▶ _EXERCISE INSTRUCTIONS_
Copy out the rows below, changing each "folder-icon" to "directory-icon" and keeping everything else the same.

§

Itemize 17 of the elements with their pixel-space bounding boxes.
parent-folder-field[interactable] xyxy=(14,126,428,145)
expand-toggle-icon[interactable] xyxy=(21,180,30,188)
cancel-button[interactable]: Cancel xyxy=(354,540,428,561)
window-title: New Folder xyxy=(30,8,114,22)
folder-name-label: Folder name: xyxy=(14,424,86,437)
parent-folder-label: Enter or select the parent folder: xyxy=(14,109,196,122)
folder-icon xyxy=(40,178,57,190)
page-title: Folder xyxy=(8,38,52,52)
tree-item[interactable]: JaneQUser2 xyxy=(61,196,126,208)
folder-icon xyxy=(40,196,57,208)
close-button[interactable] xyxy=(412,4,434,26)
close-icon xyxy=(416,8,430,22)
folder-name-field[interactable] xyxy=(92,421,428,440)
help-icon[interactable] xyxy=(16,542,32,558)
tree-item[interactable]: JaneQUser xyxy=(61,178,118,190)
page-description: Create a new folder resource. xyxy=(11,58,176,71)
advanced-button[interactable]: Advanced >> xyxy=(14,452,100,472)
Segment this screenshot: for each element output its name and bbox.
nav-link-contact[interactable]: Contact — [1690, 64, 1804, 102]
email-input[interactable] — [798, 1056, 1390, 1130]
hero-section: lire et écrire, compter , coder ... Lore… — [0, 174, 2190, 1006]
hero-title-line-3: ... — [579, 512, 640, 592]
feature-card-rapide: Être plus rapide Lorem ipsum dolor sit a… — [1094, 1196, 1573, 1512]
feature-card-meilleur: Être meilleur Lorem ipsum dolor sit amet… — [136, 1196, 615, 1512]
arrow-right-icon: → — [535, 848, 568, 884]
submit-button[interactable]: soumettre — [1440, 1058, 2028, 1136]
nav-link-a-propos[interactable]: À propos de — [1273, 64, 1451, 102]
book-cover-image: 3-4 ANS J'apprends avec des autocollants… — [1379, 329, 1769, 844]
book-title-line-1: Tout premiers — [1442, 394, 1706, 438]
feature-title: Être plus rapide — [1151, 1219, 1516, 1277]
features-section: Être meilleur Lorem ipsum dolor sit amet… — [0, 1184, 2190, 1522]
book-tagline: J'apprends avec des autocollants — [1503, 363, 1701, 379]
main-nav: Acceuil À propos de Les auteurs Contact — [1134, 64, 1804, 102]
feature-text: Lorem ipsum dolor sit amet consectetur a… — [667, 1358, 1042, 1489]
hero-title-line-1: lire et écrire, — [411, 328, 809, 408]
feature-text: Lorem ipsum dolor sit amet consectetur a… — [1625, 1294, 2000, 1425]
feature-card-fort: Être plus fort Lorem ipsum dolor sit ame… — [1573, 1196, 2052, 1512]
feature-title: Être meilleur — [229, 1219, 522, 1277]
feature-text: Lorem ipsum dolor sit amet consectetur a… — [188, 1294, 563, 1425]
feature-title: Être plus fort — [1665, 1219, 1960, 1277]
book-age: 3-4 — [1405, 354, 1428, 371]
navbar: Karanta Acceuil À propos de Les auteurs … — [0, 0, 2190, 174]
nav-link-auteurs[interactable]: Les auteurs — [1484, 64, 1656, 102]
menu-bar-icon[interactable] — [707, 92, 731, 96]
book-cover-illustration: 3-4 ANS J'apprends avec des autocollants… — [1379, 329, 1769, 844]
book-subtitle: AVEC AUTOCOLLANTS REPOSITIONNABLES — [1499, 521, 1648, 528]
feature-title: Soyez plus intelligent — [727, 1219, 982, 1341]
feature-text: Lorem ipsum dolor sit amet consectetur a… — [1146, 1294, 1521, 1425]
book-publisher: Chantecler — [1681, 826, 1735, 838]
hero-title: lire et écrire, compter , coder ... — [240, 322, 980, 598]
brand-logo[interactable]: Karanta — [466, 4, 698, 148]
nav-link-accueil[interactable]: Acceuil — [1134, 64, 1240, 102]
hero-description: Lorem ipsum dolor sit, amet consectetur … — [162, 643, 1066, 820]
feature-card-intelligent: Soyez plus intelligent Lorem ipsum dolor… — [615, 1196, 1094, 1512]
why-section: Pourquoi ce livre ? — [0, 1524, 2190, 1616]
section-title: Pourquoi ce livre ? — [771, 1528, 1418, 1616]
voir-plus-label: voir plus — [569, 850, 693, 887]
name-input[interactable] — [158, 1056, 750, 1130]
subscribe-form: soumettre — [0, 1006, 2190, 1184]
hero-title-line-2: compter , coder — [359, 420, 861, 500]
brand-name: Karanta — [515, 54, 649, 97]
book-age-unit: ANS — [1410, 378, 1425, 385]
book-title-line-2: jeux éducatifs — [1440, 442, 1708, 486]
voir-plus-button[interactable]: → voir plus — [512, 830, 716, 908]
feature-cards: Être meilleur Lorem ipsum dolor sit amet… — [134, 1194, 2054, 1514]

§

▶ _COMPLETED TASK_
Itemize 17 of the elements with their pixel-space bounding boxes.
parent-folder-field[interactable] xyxy=(14,126,428,145)
expand-toggle-icon[interactable] xyxy=(21,180,30,188)
cancel-button[interactable]: Cancel xyxy=(354,540,428,561)
window-title: New Folder xyxy=(30,8,114,22)
folder-name-label: Folder name: xyxy=(14,424,86,437)
parent-folder-label: Enter or select the parent folder: xyxy=(14,109,196,122)
directory-icon xyxy=(40,178,57,190)
page-title: Folder xyxy=(8,38,52,52)
tree-item[interactable]: JaneQUser2 xyxy=(61,196,126,208)
directory-icon xyxy=(40,196,57,208)
close-button[interactable] xyxy=(412,4,434,26)
close-icon xyxy=(416,8,430,22)
folder-name-field[interactable] xyxy=(92,421,428,440)
help-icon[interactable] xyxy=(16,542,32,558)
tree-item[interactable]: JaneQUser xyxy=(61,178,118,190)
page-description: Create a new folder resource. xyxy=(11,58,176,71)
advanced-button[interactable]: Advanced >> xyxy=(14,452,100,472)
Segment this screenshot: for each element output its name and bbox.
nav-link-contact[interactable]: Contact — [1690, 64, 1804, 102]
email-input[interactable] — [798, 1056, 1390, 1130]
hero-section: lire et écrire, compter , coder ... Lore… — [0, 174, 2190, 1006]
hero-title-line-3: ... — [579, 512, 640, 592]
feature-card-rapide: Être plus rapide Lorem ipsum dolor sit a… — [1094, 1196, 1573, 1512]
feature-card-meilleur: Être meilleur Lorem ipsum dolor sit amet… — [136, 1196, 615, 1512]
arrow-right-icon: → — [535, 848, 568, 884]
submit-button[interactable]: soumettre — [1440, 1058, 2028, 1136]
nav-link-a-propos[interactable]: À propos de — [1273, 64, 1451, 102]
book-cover-image: 3-4 ANS J'apprends avec des autocollants… — [1379, 329, 1769, 844]
book-title-line-1: Tout premiers — [1442, 394, 1706, 438]
feature-title: Être plus rapide — [1151, 1219, 1516, 1277]
features-section: Être meilleur Lorem ipsum dolor sit amet… — [0, 1184, 2190, 1522]
book-tagline: J'apprends avec des autocollants — [1503, 363, 1701, 379]
main-nav: Acceuil À propos de Les auteurs Contact — [1134, 64, 1804, 102]
feature-text: Lorem ipsum dolor sit amet consectetur a… — [667, 1358, 1042, 1489]
hero-title-line-1: lire et écrire, — [411, 328, 809, 408]
feature-text: Lorem ipsum dolor sit amet consectetur a… — [1625, 1294, 2000, 1425]
feature-card-fort: Être plus fort Lorem ipsum dolor sit ame… — [1573, 1196, 2052, 1512]
feature-title: Être meilleur — [229, 1219, 522, 1277]
feature-text: Lorem ipsum dolor sit amet consectetur a… — [188, 1294, 563, 1425]
feature-title: Être plus fort — [1665, 1219, 1960, 1277]
book-age: 3-4 — [1405, 354, 1428, 371]
navbar: Karanta Acceuil À propos de Les auteurs … — [0, 0, 2190, 174]
nav-link-auteurs[interactable]: Les auteurs — [1484, 64, 1656, 102]
menu-bar-icon[interactable] — [707, 92, 731, 96]
book-cover-illustration: 3-4 ANS J'apprends avec des autocollants… — [1379, 329, 1769, 844]
book-subtitle: AVEC AUTOCOLLANTS REPOSITIONNABLES — [1499, 521, 1648, 528]
feature-title: Soyez plus intelligent — [727, 1219, 982, 1341]
feature-text: Lorem ipsum dolor sit amet consectetur a… — [1146, 1294, 1521, 1425]
book-publisher: Chantecler — [1681, 826, 1735, 838]
hero-title: lire et écrire, compter , coder ... — [240, 322, 980, 598]
brand-logo[interactable]: Karanta — [466, 4, 698, 148]
nav-link-accueil[interactable]: Acceuil — [1134, 64, 1240, 102]
hero-description: Lorem ipsum dolor sit, amet consectetur … — [162, 643, 1066, 820]
feature-card-intelligent: Soyez plus intelligent Lorem ipsum dolor… — [615, 1196, 1094, 1512]
why-section: Pourquoi ce livre ? — [0, 1524, 2190, 1616]
section-title: Pourquoi ce livre ? — [771, 1528, 1418, 1616]
voir-plus-label: voir plus — [569, 850, 693, 887]
name-input[interactable] — [158, 1056, 750, 1130]
subscribe-form: soumettre — [0, 1006, 2190, 1184]
hero-title-line-2: compter , coder — [359, 420, 861, 500]
brand-name: Karanta — [515, 54, 649, 97]
book-age-unit: ANS — [1410, 378, 1425, 385]
book-title-line-2: jeux éducatifs — [1440, 442, 1708, 486]
voir-plus-button[interactable]: → voir plus — [512, 830, 716, 908]
feature-cards: Être meilleur Lorem ipsum dolor sit amet… — [134, 1194, 2054, 1514]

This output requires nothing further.